BRIEF. Extract each line of the material that follows exactly and omit its pictures.

EXTRACTED MATERIAL.
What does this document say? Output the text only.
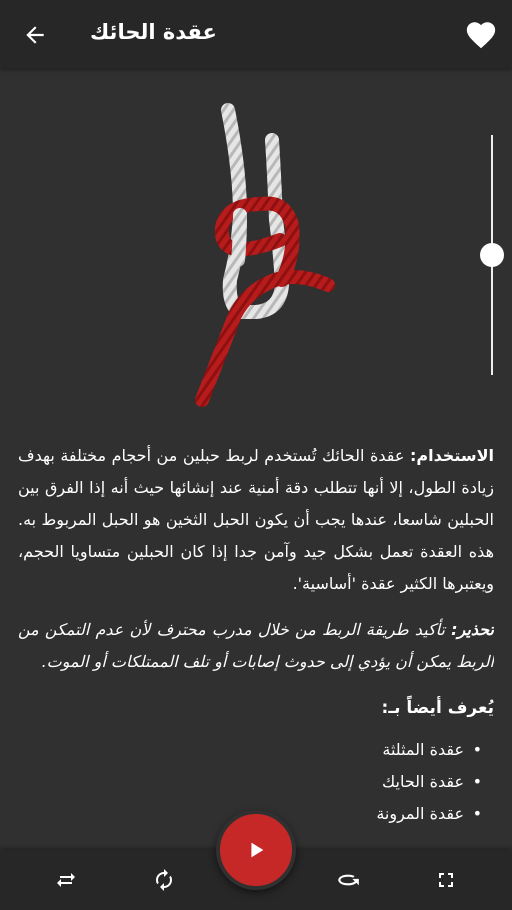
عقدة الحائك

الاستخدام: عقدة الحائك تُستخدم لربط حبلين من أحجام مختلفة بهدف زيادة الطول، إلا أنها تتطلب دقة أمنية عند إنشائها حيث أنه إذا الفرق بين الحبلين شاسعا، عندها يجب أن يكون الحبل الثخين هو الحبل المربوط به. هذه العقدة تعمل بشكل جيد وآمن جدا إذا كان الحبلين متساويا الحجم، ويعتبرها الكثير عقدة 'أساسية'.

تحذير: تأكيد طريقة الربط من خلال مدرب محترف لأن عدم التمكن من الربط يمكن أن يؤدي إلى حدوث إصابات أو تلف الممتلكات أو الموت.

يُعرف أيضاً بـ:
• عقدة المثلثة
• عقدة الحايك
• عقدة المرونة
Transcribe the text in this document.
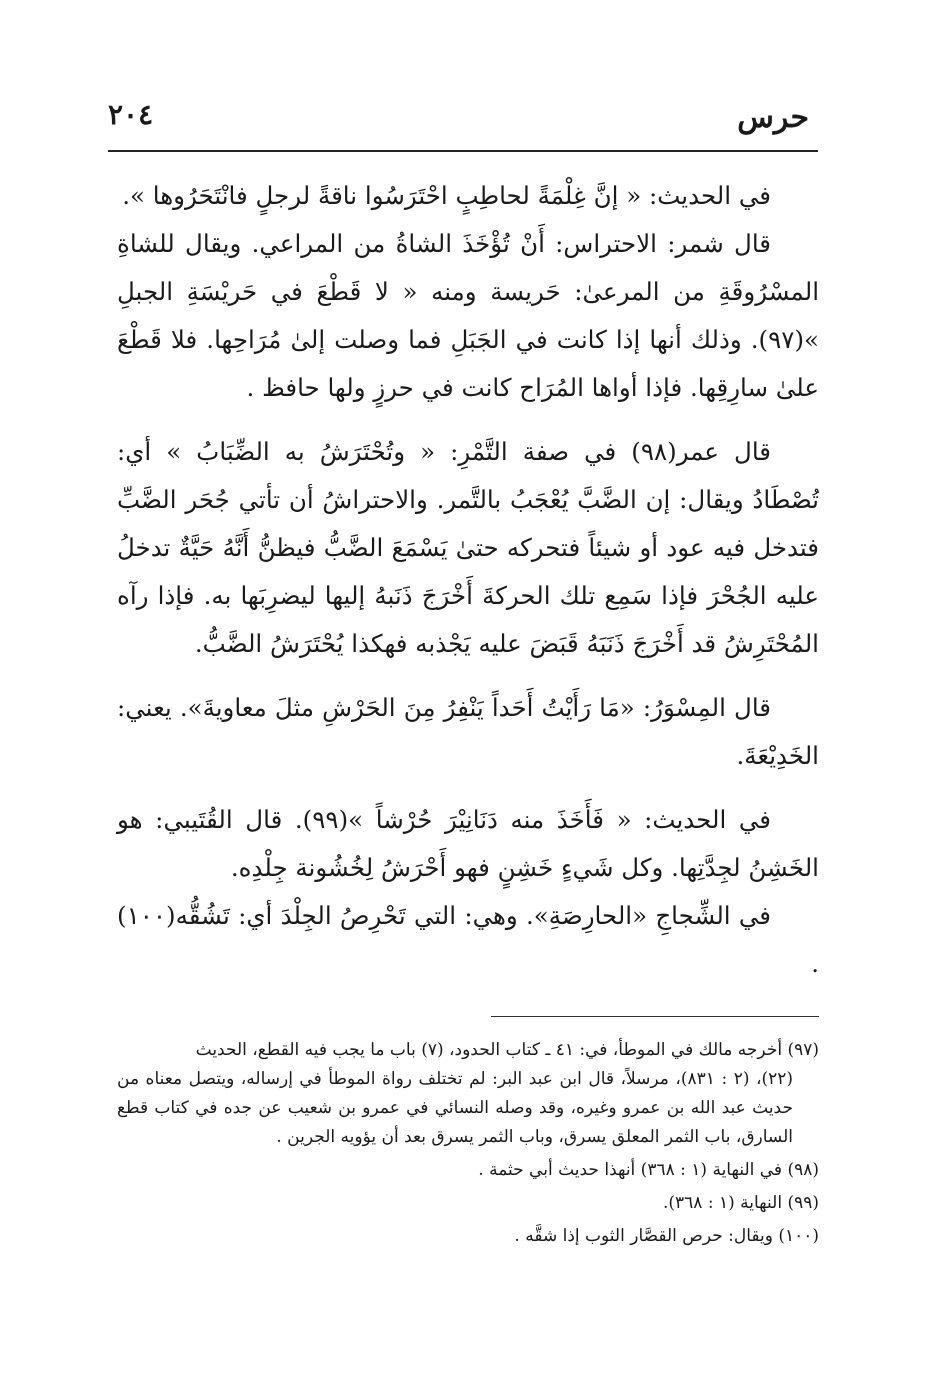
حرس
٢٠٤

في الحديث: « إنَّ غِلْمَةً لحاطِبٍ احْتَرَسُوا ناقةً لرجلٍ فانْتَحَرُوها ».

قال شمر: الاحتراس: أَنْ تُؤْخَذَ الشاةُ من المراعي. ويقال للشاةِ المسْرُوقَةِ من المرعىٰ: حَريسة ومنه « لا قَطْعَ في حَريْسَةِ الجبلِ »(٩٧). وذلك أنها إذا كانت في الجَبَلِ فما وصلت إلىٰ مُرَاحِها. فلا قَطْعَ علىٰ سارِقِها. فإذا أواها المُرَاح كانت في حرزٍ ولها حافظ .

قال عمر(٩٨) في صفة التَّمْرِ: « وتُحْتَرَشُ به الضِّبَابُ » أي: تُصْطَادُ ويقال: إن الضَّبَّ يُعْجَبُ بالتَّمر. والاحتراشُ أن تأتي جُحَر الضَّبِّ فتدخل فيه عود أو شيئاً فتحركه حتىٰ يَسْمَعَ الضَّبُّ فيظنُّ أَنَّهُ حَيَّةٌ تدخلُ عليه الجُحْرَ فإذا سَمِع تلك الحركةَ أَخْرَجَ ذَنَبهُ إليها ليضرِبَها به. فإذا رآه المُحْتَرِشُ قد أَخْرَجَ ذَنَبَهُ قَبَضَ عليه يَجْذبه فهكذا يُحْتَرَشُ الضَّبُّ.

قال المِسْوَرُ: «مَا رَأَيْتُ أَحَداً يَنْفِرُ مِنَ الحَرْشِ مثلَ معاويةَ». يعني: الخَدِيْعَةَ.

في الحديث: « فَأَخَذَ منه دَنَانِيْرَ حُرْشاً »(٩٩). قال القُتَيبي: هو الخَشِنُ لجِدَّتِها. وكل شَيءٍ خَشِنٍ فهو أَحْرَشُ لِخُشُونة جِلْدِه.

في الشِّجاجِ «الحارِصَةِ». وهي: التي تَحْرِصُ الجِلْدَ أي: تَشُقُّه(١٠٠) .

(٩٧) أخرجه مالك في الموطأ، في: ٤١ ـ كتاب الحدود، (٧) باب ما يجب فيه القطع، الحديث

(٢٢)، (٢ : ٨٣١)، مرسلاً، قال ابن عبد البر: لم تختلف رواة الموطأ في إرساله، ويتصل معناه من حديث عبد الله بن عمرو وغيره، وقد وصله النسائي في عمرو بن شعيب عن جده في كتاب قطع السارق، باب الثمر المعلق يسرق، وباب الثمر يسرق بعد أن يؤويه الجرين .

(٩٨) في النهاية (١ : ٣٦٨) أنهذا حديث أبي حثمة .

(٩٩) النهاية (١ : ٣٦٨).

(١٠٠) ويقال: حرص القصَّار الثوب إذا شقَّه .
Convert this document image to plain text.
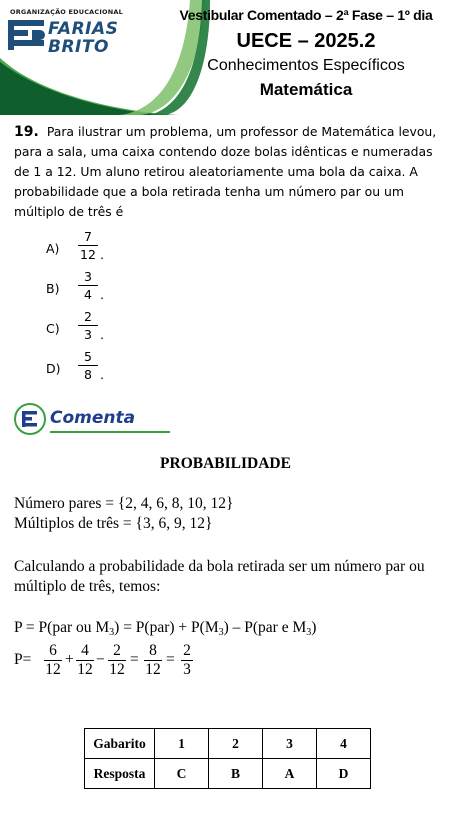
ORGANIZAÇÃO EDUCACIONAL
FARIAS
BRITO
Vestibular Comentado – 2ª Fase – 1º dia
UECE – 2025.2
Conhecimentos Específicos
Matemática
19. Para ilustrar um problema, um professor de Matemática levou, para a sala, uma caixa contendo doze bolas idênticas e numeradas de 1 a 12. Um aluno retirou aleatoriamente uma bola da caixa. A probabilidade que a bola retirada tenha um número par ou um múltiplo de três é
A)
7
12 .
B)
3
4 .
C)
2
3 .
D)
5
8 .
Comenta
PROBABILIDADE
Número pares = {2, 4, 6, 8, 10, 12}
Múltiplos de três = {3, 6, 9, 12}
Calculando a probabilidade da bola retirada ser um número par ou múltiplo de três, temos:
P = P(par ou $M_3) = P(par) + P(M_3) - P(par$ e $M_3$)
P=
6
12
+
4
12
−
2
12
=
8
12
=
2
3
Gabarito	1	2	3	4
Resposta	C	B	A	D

EXERCISE ANSWER.
What does this document say? Output the text only.
عقدة الحائك

الاستخدام: عقدة الحائك تُستخدم لربط حبلين من أحجام مختلفة بهدف زيادة الطول، إلا أنها تتطلب دقة أمنية عند إنشائها حيث أنه إذا الفرق بين الحبلين شاسعا، عندها يجب أن يكون الحبل الثخين هو الحبل المربوط به. هذه العقدة تعمل بشكل جيد وآمن جدا إذا كان الحبلين متساويا الحجم، ويعتبرها الكثير عقدة 'أساسية'.

تحذير: تأكيد طريقة الربط من خلال مدرب محترف لأن عدم التمكن من الربط يمكن أن يؤدي إلى حدوث إصابات أو تلف الممتلكات أو الموت.

يُعرف أيضاً بـ:
• عقدة المثلثة
• عقدة الحايك
• عقدة المرونة
Transcribe the text in this document.
حرس
٢٠٤

في الحديث: « إنَّ غِلْمَةً لحاطِبٍ احْتَرَسُوا ناقةً لرجلٍ فانْتَحَرُوها ».

قال شمر: الاحتراس: أَنْ تُؤْخَذَ الشاةُ من المراعي. ويقال للشاةِ المسْرُوقَةِ من المرعىٰ: حَريسة ومنه « لا قَطْعَ في حَريْسَةِ الجبلِ »(٩٧). وذلك أنها إذا كانت في الجَبَلِ فما وصلت إلىٰ مُرَاحِها. فلا قَطْعَ علىٰ سارِقِها. فإذا أواها المُرَاح كانت في حرزٍ ولها حافظ .

قال عمر(٩٨) في صفة التَّمْرِ: « وتُحْتَرَشُ به الضِّبَابُ » أي: تُصْطَادُ ويقال: إن الضَّبَّ يُعْجَبُ بالتَّمر. والاحتراشُ أن تأتي جُحَر الضَّبِّ فتدخل فيه عود أو شيئاً فتحركه حتىٰ يَسْمَعَ الضَّبُّ فيظنُّ أَنَّهُ حَيَّةٌ تدخلُ عليه الجُحْرَ فإذا سَمِع تلك الحركةَ أَخْرَجَ ذَنَبهُ إليها ليضرِبَها به. فإذا رآه المُحْتَرِشُ قد أَخْرَجَ ذَنَبَهُ قَبَضَ عليه يَجْذبه فهكذا يُحْتَرَشُ الضَّبُّ.

قال المِسْوَرُ: «مَا رَأَيْتُ أَحَداً يَنْفِرُ مِنَ الحَرْشِ مثلَ معاويةَ». يعني: الخَدِيْعَةَ.

في الحديث: « فَأَخَذَ منه دَنَانِيْرَ حُرْشاً »(٩٩). قال القُتَيبي: هو الخَشِنُ لجِدَّتِها. وكل شَيءٍ خَشِنٍ فهو أَحْرَشُ لِخُشُونة جِلْدِه.

في الشِّجاجِ «الحارِصَةِ». وهي: التي تَحْرِصُ الجِلْدَ أي: تَشُقُّه(١٠٠) .

(٩٧) أخرجه مالك في الموطأ، في: ٤١ ـ كتاب الحدود، (٧) باب ما يجب فيه القطع، الحديث

(٢٢)، (٢ : ٨٣١)، مرسلاً، قال ابن عبد البر: لم تختلف رواة الموطأ في إرساله، ويتصل معناه من حديث عبد الله بن عمرو وغيره، وقد وصله النسائي في عمرو بن شعيب عن جده في كتاب قطع السارق، باب الثمر المعلق يسرق، وباب الثمر يسرق بعد أن يؤويه الجرين .

(٩٨) في النهاية (١ : ٣٦٨) أنهذا حديث أبي حثمة .

(٩٩) النهاية (١ : ٣٦٨).

(١٠٠) ويقال: حرص القصَّار الثوب إذا شقَّه .
Convert this document image to plain text.
ORGANIZAÇÃO EDUCACIONAL
FARIAS
BRITO
Vestibular Comentado – 2ª Fase – 1º dia
UECE – 2025.2
Conhecimentos Específicos
Matemática
19. Para ilustrar um problema, um professor de Matemática levou, para a sala, uma caixa contendo doze bolas idênticas e numeradas de 1 a 12. Um aluno retirou aleatoriamente uma bola da caixa. A probabilidade que a bola retirada tenha um número par ou um múltiplo de três é
A)
7
12 .
B)
3
4 .
C)
2
3 .
D)
5
8 .
Comenta
PROBABILIDADE
Número pares = {2, 4, 6, 8, 10, 12}
Múltiplos de três = {3, 6, 9, 12}
Calculando a probabilidade da bola retirada ser um número par ou múltiplo de três, temos:
P = P(par ou $M_3) = P(par) + P(M_3) - P(par$ e $M_3$)
P=
6
12
+
4
12
−
2
12
=
8
12
=
2
3
Gabarito	1	2	3	4
Resposta	C	B	A	D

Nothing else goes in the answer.